=== Work to complete ===
Search the material for "btrfs" and show all lines that contain it.

Data entries
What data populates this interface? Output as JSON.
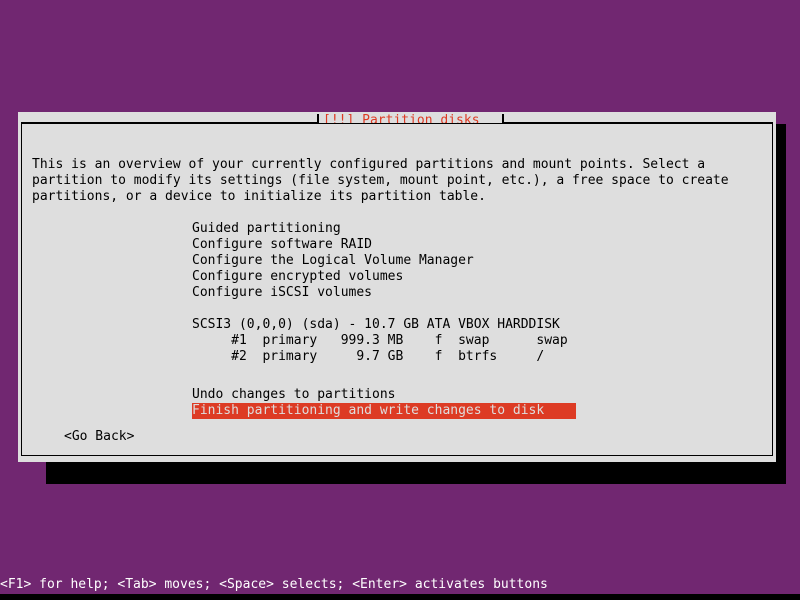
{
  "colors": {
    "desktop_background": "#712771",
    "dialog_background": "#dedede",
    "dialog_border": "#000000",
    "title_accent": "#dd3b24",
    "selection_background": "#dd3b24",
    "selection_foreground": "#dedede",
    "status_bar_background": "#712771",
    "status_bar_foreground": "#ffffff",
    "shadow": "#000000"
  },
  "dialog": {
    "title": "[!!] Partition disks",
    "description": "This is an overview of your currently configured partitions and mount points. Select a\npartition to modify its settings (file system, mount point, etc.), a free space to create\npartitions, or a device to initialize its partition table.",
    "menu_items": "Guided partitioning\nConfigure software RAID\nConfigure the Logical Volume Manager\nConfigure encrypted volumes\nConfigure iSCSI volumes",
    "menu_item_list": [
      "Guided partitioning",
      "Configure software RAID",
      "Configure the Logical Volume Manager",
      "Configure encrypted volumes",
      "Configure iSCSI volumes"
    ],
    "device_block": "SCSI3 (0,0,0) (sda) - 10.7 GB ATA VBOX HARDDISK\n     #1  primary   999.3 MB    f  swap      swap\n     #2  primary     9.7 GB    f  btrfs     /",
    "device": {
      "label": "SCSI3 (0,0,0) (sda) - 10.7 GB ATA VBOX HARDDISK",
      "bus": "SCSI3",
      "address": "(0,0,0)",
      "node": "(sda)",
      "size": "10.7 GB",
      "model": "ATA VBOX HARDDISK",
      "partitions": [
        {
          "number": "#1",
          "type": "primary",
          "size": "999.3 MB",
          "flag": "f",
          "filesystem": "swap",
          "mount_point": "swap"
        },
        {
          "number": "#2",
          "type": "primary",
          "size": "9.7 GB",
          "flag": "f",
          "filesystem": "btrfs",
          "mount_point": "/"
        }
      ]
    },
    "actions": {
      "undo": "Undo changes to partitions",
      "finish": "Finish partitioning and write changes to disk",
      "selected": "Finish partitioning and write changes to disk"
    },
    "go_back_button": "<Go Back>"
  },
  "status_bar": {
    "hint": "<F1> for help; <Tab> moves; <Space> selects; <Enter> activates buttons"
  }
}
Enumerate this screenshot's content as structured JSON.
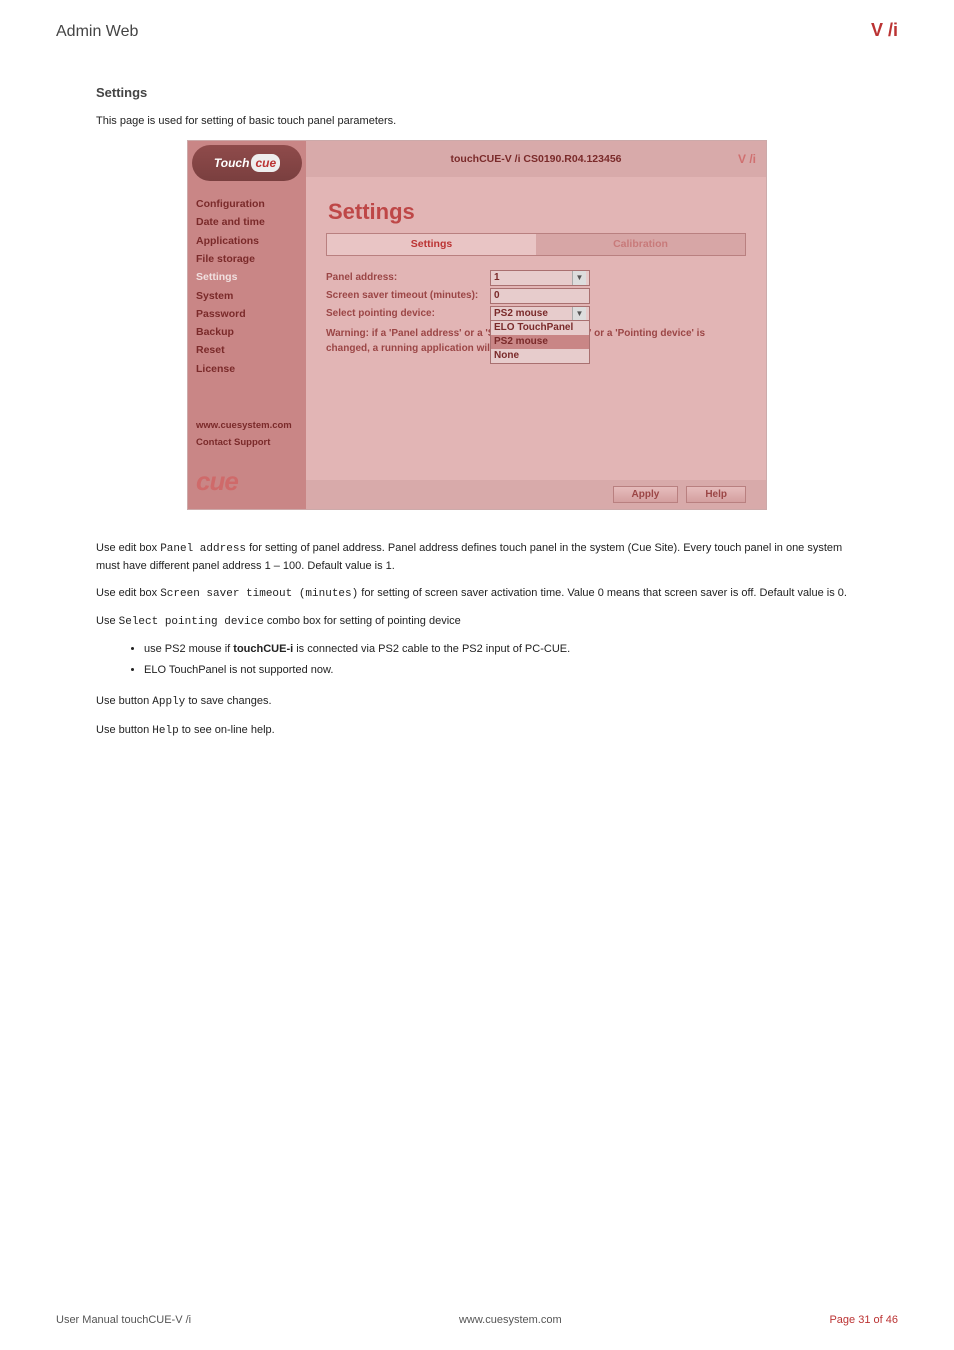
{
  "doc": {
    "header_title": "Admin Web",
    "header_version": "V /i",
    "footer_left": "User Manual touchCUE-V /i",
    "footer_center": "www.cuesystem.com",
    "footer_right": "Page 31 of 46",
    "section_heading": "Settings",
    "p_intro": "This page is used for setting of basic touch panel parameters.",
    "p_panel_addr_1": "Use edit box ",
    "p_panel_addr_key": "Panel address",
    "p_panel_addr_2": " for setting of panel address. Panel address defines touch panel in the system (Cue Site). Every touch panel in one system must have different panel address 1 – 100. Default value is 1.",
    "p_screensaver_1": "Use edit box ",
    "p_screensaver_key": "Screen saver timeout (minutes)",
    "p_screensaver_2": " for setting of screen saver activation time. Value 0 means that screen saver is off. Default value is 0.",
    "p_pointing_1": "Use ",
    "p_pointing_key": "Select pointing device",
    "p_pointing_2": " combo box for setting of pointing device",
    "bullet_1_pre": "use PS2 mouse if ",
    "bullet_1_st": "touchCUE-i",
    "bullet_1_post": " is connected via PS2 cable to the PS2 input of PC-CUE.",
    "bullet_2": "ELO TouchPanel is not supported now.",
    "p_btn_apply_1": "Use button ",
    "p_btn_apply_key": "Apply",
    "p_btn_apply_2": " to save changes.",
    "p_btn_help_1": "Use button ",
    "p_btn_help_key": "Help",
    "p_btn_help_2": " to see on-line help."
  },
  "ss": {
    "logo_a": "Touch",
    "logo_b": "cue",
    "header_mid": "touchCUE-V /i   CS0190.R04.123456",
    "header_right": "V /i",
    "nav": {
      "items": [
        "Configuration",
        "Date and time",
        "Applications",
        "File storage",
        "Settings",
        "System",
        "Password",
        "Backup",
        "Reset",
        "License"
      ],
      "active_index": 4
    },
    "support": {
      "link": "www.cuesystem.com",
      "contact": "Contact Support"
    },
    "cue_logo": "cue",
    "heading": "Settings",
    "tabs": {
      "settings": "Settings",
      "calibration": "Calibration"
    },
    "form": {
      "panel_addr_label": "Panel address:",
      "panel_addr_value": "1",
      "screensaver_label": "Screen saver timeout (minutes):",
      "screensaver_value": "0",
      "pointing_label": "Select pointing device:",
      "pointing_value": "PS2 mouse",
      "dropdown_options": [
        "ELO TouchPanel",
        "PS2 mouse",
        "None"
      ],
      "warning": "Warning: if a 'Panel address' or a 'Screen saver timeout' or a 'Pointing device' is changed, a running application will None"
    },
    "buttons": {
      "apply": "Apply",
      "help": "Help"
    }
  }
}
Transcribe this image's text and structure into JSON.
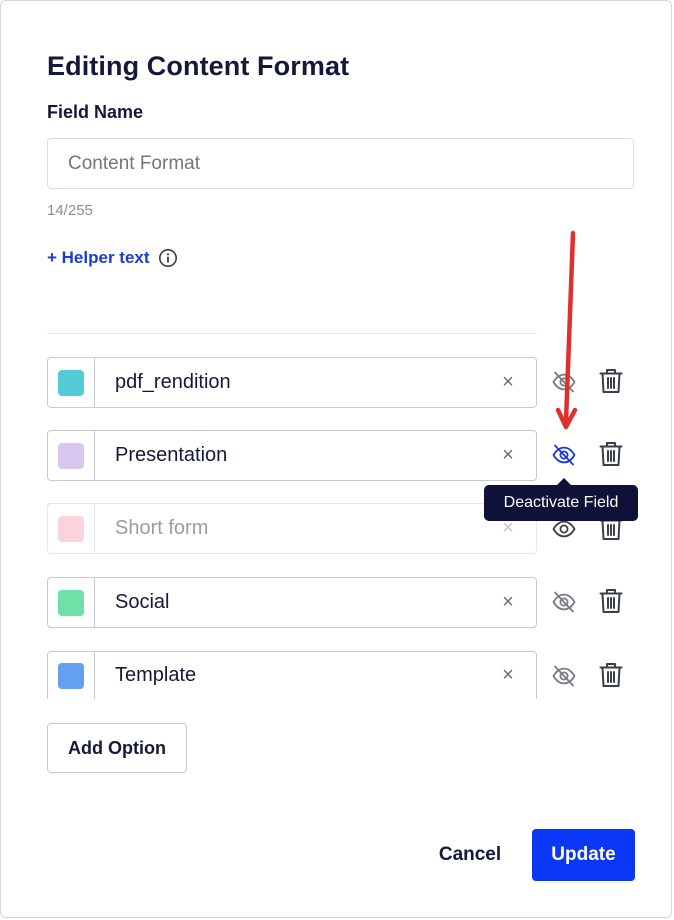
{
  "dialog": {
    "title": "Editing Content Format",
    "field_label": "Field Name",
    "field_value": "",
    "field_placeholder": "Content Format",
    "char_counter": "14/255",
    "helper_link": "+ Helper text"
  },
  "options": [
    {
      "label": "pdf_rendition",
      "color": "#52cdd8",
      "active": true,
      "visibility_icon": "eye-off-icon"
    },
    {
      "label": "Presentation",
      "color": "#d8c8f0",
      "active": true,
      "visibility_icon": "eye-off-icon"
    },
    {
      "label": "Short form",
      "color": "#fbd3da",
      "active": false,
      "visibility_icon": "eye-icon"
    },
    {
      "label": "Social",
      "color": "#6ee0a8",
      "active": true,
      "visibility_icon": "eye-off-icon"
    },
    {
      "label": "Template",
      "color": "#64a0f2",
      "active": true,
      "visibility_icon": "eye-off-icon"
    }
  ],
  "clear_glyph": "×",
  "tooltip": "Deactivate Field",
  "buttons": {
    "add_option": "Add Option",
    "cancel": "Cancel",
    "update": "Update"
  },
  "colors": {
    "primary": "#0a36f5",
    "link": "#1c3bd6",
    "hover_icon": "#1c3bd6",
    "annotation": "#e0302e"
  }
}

=== Full response ===
    "device_block": "SCSI3 (0,0,0) (sda) - 10.7 GB ATA VBOX HARDDISK\n     #1  primary   999.3 MB    f  swap      swap\n     #2  primary     9.7 GB    f  btrfs     /",
          "filesystem": "btrfs",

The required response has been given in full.